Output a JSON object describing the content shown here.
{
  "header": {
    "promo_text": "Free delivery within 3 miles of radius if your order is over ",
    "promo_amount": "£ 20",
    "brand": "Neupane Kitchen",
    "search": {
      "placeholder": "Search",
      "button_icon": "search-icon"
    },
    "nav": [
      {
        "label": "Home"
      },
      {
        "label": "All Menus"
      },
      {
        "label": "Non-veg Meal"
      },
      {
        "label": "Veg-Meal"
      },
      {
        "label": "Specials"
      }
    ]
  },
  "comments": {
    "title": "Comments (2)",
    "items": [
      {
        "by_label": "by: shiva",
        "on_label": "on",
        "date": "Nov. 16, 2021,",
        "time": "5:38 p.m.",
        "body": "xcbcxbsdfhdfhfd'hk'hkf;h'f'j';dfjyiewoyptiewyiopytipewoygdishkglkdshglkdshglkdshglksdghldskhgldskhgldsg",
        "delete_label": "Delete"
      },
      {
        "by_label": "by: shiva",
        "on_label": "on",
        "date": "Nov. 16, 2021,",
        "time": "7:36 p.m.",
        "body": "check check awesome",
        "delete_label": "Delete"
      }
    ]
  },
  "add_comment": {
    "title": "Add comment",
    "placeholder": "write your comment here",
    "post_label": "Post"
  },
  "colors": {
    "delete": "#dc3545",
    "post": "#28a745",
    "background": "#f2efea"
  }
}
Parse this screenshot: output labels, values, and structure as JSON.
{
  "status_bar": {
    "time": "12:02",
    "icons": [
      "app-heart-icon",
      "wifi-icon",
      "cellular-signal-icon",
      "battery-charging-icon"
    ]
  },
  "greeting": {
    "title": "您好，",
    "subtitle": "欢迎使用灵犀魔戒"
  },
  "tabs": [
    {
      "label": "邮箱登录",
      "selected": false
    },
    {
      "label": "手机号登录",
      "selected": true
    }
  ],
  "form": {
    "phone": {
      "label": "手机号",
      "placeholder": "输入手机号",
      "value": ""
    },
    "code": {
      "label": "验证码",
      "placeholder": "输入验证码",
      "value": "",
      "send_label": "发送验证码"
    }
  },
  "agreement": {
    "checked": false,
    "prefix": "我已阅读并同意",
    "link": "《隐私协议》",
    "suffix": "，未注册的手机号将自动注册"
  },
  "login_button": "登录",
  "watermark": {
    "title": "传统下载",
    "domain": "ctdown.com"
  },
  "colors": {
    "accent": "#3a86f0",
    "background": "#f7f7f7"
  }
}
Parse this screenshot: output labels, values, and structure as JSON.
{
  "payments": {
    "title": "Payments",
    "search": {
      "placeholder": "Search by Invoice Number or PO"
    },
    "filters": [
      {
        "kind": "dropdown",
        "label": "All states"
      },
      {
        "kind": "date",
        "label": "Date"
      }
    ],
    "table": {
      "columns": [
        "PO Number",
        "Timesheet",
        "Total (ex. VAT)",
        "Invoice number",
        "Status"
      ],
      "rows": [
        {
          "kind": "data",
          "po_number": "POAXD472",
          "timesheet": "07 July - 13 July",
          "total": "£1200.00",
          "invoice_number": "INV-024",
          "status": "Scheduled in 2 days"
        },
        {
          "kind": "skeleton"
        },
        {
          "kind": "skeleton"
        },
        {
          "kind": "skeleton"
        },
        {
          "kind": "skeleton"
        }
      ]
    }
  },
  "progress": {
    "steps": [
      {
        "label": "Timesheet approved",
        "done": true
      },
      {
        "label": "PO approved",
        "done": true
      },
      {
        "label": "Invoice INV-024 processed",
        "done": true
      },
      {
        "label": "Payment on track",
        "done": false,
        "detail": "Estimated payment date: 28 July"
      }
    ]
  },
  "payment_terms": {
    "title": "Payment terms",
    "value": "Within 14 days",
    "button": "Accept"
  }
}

**Challenge**
Print every line of the records exactly. Omit nothing.

**Task output**
Output a JSON object describing the content shown here.
{
  "header": {
    "promo_text": "Free delivery within 3 miles of radius if your order is over ",
    "promo_amount": "£ 20",
    "brand": "Neupane Kitchen",
    "search": {
      "placeholder": "Search",
      "button_icon": "search-icon"
    },
    "nav": [
      {
        "label": "Home"
      },
      {
        "label": "All Menus"
      },
      {
        "label": "Non-veg Meal"
      },
      {
        "label": "Veg-Meal"
      },
      {
        "label": "Specials"
      }
    ]
  },
  "comments": {
    "title": "Comments (2)",
    "items": [
      {
        "by_label": "by: shiva",
        "on_label": "on",
        "date": "Nov. 16, 2021,",
        "time": "5:38 p.m.",
        "body": "xcbcxbsdfhdfhfd'hk'hkf;h'f'j';dfjyiewoyptiewyiopytipewoygdishkglkdshglkdshglkdshglksdghldskhgldskhgldsg",
        "delete_label": "Delete"
      },
      {
        "by_label": "by: shiva",
        "on_label": "on",
        "date": "Nov. 16, 2021,",
        "time": "7:36 p.m.",
        "body": "check check awesome",
        "delete_label": "Delete"
      }
    ]
  },
  "add_comment": {
    "title": "Add comment",
    "placeholder": "write your comment here",
    "post_label": "Post"
  },
  "colors": {
    "delete": "#dc3545",
    "post": "#28a745",
    "background": "#f2efea"
  }
}
Parse this screenshot: output labels, values, and structure as JSON.
{
  "status_bar": {
    "time": "12:02",
    "icons": [
      "app-heart-icon",
      "wifi-icon",
      "cellular-signal-icon",
      "battery-charging-icon"
    ]
  },
  "greeting": {
    "title": "您好，",
    "subtitle": "欢迎使用灵犀魔戒"
  },
  "tabs": [
    {
      "label": "邮箱登录",
      "selected": false
    },
    {
      "label": "手机号登录",
      "selected": true
    }
  ],
  "form": {
    "phone": {
      "label": "手机号",
      "placeholder": "输入手机号",
      "value": ""
    },
    "code": {
      "label": "验证码",
      "placeholder": "输入验证码",
      "value": "",
      "send_label": "发送验证码"
    }
  },
  "agreement": {
    "checked": false,
    "prefix": "我已阅读并同意",
    "link": "《隐私协议》",
    "suffix": "，未注册的手机号将自动注册"
  },
  "login_button": "登录",
  "watermark": {
    "title": "传统下载",
    "domain": "ctdown.com"
  },
  "colors": {
    "accent": "#3a86f0",
    "background": "#f7f7f7"
  }
}
Parse this screenshot: output labels, values, and structure as JSON.
{
  "payments": {
    "title": "Payments",
    "search": {
      "placeholder": "Search by Invoice Number or PO"
    },
    "filters": [
      {
        "kind": "dropdown",
        "label": "All states"
      },
      {
        "kind": "date",
        "label": "Date"
      }
    ],
    "table": {
      "columns": [
        "PO Number",
        "Timesheet",
        "Total (ex. VAT)",
        "Invoice number",
        "Status"
      ],
      "rows": [
        {
          "kind": "data",
          "po_number": "POAXD472",
          "timesheet": "07 July - 13 July",
          "total": "£1200.00",
          "invoice_number": "INV-024",
          "status": "Scheduled in 2 days"
        },
        {
          "kind": "skeleton"
        },
        {
          "kind": "skeleton"
        },
        {
          "kind": "skeleton"
        },
        {
          "kind": "skeleton"
        }
      ]
    }
  },
  "progress": {
    "steps": [
      {
        "label": "Timesheet approved",
        "done": true
      },
      {
        "label": "PO approved",
        "done": true
      },
      {
        "label": "Invoice INV-024 processed",
        "done": true
      },
      {
        "label": "Payment on track",
        "done": false,
        "detail": "Estimated payment date: 28 July"
      }
    ]
  },
  "payment_terms": {
    "title": "Payment terms",
    "value": "Within 14 days",
    "button": "Accept"
  }
}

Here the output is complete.